> [Problem requirements]: Find the lines of data that contain the string "单位为毫米", then list them.

> [Dataset rows]:
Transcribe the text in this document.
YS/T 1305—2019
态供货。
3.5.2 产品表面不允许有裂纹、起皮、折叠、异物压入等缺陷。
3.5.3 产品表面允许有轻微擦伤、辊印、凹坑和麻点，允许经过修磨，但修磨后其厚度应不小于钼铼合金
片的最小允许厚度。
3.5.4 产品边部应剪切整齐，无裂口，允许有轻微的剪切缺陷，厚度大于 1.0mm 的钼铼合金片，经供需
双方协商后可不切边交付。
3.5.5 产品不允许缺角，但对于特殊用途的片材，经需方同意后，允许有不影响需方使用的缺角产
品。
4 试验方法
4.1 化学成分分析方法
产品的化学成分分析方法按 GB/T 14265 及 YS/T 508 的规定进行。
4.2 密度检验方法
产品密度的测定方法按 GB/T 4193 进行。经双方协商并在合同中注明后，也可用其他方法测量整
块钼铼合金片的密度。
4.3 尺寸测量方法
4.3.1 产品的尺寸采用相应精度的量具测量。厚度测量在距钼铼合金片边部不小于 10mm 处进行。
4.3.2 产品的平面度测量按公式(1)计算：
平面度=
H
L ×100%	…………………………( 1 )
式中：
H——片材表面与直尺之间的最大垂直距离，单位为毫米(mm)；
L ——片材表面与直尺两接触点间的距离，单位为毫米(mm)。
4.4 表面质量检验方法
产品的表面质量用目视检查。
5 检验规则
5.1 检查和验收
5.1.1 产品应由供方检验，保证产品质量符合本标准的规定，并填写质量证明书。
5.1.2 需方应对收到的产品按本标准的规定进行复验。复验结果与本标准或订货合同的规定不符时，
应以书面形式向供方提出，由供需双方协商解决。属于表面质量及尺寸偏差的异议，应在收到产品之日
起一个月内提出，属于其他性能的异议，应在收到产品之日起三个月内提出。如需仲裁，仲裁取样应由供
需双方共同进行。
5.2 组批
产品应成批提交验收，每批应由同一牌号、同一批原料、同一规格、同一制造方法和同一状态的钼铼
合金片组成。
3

==

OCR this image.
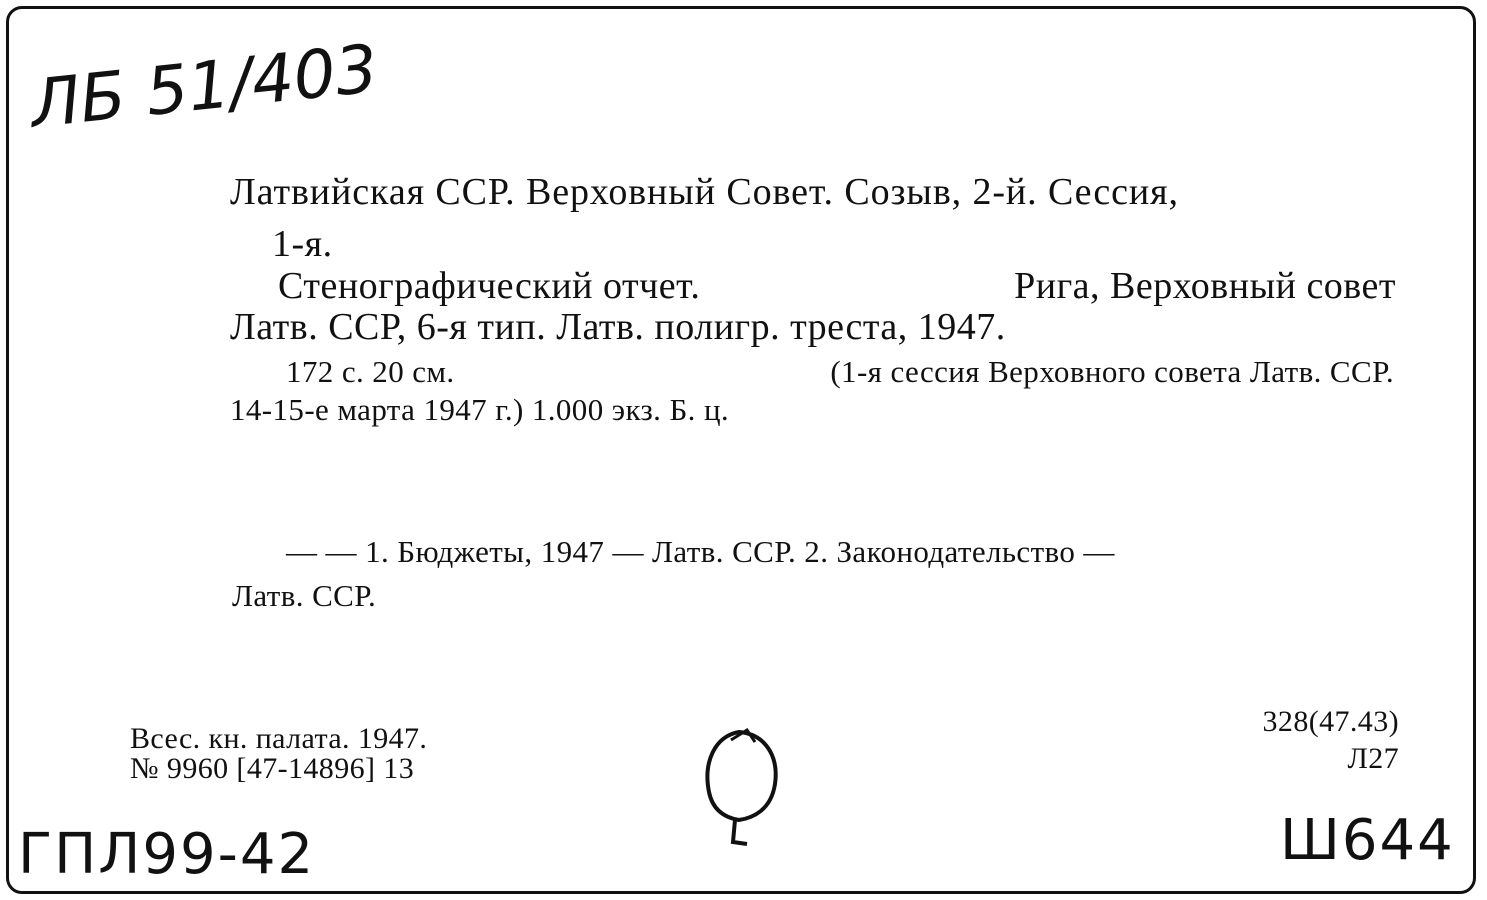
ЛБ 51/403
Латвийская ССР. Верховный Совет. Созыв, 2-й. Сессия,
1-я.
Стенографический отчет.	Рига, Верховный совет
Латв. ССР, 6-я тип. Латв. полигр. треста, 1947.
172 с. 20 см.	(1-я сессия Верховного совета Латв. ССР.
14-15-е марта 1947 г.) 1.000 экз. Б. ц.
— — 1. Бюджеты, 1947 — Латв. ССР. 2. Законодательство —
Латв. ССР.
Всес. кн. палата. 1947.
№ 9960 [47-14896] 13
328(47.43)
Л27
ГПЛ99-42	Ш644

> [Correct output]:
H——片材表面与直尺之间的最大垂直距离，单位为毫米(mm)；
L ——片材表面与直尺两接触点间的距离，单位为毫米(mm)。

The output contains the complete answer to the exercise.